Sunday, April 27, 2014

Massive Heart Attack

I Am Divine is a new documentary about probably one of my favorite artists who ever walked the face of the Earth:  Divine.  This picture does him justice:  glamorously monstrous, beautifully horrible, and yet a kind of defensive innocence glitters from his eyes.  Mockery and sympathy contend with each other in the way he presents himself.  I refer to him as "him" because I think that is what he always wanted:  the masquerade did not change who he actually was; it was only a device to show how fucked-up and beautiful everything is. 
Divine, or Glenn Milstead, is one of those penultimate figures in my life.  He was punk, queer, down-home, sloppy, stupid, sarcastic, bombastic, crazy, lovely, and so on.  I first saw him via VHS, 1985, when I was an art-school dropout in Indiana, washing dishes for a living, dropping acid, smoking Salem Lights and eating Little Debbie's Oatmeal Cream-pies for breakfast, lunch and dinner.  It was Pink Flamingos, and what a terrible and glorious introduction.  Simply iconic, Divine wore clownishly femi-nazi make-up (created by the genius Van Smith), tight-fitting ball-gowns, and brandished a pistol in the cold air outside her junkyard trailer.  She had a posse of tragicomic misfits that somehow seemed completely pleased with themselves, arrogantly mean-spirited, selfishly unaware of their own joke and yet completely committed to it.  Divine in the movie is total woman, dolled up and pissed off, ready to eat dog-shit at any moment, incredibly proud of her own demonic nature, and yet also chatty and sweet with those of her own kind.  In short, she was a lot like the white-trash folks I had grown up with, only glazed with freak-love, popping out of the ordinary nastiness because Glenn Milstead (and John Waters of course) had willed this beautiful monster into being to lead the way toward the Abyss.  Waters gave Divine a universe to be pissy and mouthy and elegant in, a brown ugly landscape of muddy hills and brambles and broken-down cars, and Divine graced that pit with an angry otherworldliness.  She was a goddess creating her own origin myth while shoplifting chuck-roast in between her legs. 
In I Am Divine, John talks about the day he and Glenn first saw each other, in high school.  They were both seventeen.  John's dad was dropping him off at school, and they both spotted Glenn waiting to go into school.  Glenn was dressed in preppy anonymous clothes, John says, and he was definitely trying to camouflage himself in normalcy, but obviously could not hide what John calls his "nelly-ness."  John's dad quietly noticed Glenn too, according to John:  his dad's face got stony, angry, right at the moment he spotted Glenn.

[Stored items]
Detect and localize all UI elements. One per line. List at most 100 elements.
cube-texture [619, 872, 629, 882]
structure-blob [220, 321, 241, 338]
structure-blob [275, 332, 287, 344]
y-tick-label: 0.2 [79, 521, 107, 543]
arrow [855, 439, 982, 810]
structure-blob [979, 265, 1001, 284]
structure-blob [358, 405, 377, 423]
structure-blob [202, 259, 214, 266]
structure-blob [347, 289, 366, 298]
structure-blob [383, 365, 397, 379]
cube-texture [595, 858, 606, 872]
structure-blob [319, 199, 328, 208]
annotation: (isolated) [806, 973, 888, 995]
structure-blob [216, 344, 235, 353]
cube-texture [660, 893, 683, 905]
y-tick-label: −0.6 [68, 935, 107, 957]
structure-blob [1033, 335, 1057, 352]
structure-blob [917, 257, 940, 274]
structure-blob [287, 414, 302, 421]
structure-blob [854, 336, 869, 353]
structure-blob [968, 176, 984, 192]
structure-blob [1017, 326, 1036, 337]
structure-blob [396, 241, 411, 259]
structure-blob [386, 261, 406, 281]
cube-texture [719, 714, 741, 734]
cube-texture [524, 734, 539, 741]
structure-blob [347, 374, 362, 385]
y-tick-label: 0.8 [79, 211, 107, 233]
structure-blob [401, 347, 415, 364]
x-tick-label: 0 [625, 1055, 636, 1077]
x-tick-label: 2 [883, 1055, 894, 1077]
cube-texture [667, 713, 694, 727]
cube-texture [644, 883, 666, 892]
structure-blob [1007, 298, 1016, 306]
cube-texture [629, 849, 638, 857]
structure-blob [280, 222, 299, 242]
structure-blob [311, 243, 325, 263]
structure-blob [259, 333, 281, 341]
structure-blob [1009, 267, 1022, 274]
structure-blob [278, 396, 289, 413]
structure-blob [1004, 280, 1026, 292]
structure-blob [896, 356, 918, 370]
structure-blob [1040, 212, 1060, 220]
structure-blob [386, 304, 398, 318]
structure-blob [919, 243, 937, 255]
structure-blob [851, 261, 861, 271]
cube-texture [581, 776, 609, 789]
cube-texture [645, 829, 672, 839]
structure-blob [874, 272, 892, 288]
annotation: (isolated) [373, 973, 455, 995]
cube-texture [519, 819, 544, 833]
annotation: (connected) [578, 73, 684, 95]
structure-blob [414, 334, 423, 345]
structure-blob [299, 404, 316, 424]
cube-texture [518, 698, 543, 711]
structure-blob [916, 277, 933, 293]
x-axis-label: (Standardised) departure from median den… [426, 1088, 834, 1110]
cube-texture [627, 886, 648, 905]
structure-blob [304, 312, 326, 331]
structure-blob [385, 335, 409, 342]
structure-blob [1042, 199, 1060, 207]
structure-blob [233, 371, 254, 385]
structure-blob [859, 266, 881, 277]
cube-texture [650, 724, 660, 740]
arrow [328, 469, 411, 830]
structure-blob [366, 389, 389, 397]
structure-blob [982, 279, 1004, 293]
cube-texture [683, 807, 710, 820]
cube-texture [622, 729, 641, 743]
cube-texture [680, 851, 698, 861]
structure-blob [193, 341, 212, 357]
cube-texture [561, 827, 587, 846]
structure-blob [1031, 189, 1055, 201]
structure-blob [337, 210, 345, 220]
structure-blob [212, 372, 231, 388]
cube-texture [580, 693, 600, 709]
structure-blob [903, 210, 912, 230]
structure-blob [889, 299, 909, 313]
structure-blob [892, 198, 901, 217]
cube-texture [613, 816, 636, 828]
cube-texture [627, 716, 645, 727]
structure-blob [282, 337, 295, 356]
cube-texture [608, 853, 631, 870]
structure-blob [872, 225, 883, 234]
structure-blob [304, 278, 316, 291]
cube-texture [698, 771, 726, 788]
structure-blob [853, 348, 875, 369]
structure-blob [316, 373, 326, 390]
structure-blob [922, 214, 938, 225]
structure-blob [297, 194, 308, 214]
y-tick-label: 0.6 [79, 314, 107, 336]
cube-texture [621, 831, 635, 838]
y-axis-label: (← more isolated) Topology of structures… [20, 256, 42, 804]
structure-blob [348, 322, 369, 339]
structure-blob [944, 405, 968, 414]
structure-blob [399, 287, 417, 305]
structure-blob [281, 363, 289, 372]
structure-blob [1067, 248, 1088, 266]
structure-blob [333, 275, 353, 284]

- [Goal 1]
Reproduce the passage of the post about Divine from "In I Am Divine, John" to "he spotted Glenn.".
- [Goal 2]
In one to three sentences, explain why the writer of the post about Divine refers to Divine as "him."
- [Goal 3]
Summarize the post about Divine in two sentences.
None of the records matter here.

- [Worked answer 1]
In I Am Divine, John talks about the day he and Glenn first saw each other, in high school.  They were both seventeen.  John's dad was dropping him off at school, and they both spotted Glenn waiting to go into school.  Glenn was dressed in preppy anonymous clothes, John says, and he was definitely trying to camouflage himself in normalcy, but obviously could not hide what John calls his "nelly-ness."  John's dad quietly noticed Glenn too, according to John:  his dad's face got stony, angry, right at the moment he spotted Glenn.

- [Worked answer 2]
The writer thinks that being called "him" is what Divine always wanted. In the writer's view, the masquerade did not change who he actually was. It was only a device to show how everything is both fucked-up and beautiful.

- [Worked answer 3]
The post introduces I Am Divine, a new documentary about Divine, or Glenn Milstead, whom the writer counts among their favorite artists and first saw in Pink Flamingos on VHS in 1985. It describes Divine's character in that movie and then recounts John Waters telling in the documentary how, at seventeen, he first saw Glenn outside their high school, when John's dad's face turned stony at the sight of him.